'''

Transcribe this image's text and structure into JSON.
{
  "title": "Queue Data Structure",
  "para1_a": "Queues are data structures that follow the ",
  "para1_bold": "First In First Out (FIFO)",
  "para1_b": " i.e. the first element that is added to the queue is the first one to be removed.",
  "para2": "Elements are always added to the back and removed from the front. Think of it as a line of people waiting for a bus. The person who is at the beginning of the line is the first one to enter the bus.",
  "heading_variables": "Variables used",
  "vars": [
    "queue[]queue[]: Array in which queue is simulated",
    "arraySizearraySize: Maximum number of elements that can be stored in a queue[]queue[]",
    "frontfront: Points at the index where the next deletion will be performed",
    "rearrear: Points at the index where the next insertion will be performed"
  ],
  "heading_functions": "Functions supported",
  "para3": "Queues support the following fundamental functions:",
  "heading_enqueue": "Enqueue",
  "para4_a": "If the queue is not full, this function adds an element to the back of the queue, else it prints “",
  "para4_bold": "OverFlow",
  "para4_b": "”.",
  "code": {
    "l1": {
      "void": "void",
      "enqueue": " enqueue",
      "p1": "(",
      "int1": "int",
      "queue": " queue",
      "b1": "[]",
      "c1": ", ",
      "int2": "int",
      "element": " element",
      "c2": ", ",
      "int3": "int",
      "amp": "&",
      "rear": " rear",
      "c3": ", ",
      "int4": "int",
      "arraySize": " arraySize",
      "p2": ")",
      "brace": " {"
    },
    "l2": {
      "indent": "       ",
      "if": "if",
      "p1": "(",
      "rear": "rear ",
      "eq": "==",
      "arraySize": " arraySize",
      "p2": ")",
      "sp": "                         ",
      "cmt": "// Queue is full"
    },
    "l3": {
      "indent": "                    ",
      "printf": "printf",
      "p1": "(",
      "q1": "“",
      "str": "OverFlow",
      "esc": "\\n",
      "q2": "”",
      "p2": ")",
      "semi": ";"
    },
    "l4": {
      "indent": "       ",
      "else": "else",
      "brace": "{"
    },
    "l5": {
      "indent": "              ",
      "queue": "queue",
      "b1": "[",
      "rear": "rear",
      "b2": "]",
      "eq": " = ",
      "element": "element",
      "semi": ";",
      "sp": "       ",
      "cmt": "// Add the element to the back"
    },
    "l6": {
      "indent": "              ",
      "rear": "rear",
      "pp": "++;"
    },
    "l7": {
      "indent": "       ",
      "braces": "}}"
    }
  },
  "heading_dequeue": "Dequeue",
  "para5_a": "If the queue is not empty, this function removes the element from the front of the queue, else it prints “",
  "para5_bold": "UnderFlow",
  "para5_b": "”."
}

'''

| What to do |
The records above should be returned exactly.

| Task answer |
Transcribe this image's text and structure into JSON.
{
  "title": "Queue Data Structure",
  "para1_a": "Queues are data structures that follow the ",
  "para1_bold": "First In First Out (FIFO)",
  "para1_b": " i.e. the first element that is added to the queue is the first one to be removed.",
  "para2": "Elements are always added to the back and removed from the front. Think of it as a line of people waiting for a bus. The person who is at the beginning of the line is the first one to enter the bus.",
  "heading_variables": "Variables used",
  "vars": [
    "queue[]queue[]: Array in which queue is simulated",
    "arraySizearraySize: Maximum number of elements that can be stored in a queue[]queue[]",
    "frontfront: Points at the index where the next deletion will be performed",
    "rearrear: Points at the index where the next insertion will be performed"
  ],
  "heading_functions": "Functions supported",
  "para3": "Queues support the following fundamental functions:",
  "heading_enqueue": "Enqueue",
  "para4_a": "If the queue is not full, this function adds an element to the back of the queue, else it prints “",
  "para4_bold": "OverFlow",
  "para4_b": "”.",
  "code": {
    "l1": {
      "void": "void",
      "enqueue": " enqueue",
      "p1": "(",
      "int1": "int",
      "queue": " queue",
      "b1": "[]",
      "c1": ", ",
      "int2": "int",
      "element": " element",
      "c2": ", ",
      "int3": "int",
      "amp": "&",
      "rear": " rear",
      "c3": ", ",
      "int4": "int",
      "arraySize": " arraySize",
      "p2": ")",
      "brace": " {"
    },
    "l2": {
      "indent": "       ",
      "if": "if",
      "p1": "(",
      "rear": "rear ",
      "eq": "==",
      "arraySize": " arraySize",
      "p2": ")",
      "sp": "                         ",
      "cmt": "// Queue is full"
    },
    "l3": {
      "indent": "                    ",
      "printf": "printf",
      "p1": "(",
      "q1": "“",
      "str": "OverFlow",
      "esc": "\\n",
      "q2": "”",
      "p2": ")",
      "semi": ";"
    },
    "l4": {
      "indent": "       ",
      "else": "else",
      "brace": "{"
    },
    "l5": {
      "indent": "              ",
      "queue": "queue",
      "b1": "[",
      "rear": "rear",
      "b2": "]",
      "eq": " = ",
      "element": "element",
      "semi": ";",
      "sp": "       ",
      "cmt": "// Add the element to the back"
    },
    "l6": {
      "indent": "              ",
      "rear": "rear",
      "pp": "++;"
    },
    "l7": {
      "indent": "       ",
      "braces": "}}"
    }
  },
  "heading_dequeue": "Dequeue",
  "para5_a": "If the queue is not empty, this function removes the element from the front of the queue, else it prints “",
  "para5_bold": "UnderFlow",
  "para5_b": "”."
}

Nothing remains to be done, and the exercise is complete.